> _SHORT TASK_
Each line that holds the word "Protected" is to be identified and copied.

--- Start of DATA SHOWN ---

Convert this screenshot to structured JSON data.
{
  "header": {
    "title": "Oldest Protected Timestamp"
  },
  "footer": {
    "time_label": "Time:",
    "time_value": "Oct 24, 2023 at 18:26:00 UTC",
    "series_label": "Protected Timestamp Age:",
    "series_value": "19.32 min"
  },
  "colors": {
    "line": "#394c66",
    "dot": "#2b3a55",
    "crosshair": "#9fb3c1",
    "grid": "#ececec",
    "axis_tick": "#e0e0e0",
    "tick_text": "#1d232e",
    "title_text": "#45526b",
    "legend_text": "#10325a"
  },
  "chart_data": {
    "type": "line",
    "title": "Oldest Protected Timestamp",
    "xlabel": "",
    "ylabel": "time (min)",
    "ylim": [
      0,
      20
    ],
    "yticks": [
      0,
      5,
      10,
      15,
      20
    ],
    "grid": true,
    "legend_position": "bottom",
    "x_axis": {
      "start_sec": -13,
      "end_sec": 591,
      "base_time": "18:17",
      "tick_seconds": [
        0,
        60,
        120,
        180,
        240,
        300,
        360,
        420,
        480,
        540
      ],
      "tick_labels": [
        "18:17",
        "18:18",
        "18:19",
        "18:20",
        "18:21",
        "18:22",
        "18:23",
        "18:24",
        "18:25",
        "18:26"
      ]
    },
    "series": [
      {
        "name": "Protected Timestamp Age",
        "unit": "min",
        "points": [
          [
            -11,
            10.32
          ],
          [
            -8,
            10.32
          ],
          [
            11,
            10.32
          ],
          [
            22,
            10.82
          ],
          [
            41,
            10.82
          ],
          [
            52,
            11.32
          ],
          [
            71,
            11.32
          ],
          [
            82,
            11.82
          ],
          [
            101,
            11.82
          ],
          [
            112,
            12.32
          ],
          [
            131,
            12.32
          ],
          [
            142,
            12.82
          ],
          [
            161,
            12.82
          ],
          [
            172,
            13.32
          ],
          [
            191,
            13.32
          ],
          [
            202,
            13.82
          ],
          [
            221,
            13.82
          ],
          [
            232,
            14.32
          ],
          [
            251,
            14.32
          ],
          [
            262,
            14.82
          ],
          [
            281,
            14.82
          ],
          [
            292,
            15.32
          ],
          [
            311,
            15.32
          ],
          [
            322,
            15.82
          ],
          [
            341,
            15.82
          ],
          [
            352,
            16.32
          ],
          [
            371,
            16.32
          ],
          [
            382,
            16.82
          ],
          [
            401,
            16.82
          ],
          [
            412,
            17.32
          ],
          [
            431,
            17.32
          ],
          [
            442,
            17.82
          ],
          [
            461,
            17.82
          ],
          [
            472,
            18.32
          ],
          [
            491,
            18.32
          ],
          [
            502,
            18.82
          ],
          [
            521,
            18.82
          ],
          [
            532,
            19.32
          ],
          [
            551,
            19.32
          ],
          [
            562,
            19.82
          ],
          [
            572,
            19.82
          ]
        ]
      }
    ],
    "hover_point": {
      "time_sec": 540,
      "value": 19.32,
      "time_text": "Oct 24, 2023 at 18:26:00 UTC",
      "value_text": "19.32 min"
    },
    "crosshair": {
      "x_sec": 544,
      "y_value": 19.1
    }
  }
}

--- End of DATA SHOWN ---

> _WRITTEN RESPONSE_
    "title": "Oldest Protected Timestamp"
    "series_label": "Protected Timestamp Age:",
    "title": "Oldest Protected Timestamp",
        "name": "Protected Timestamp Age",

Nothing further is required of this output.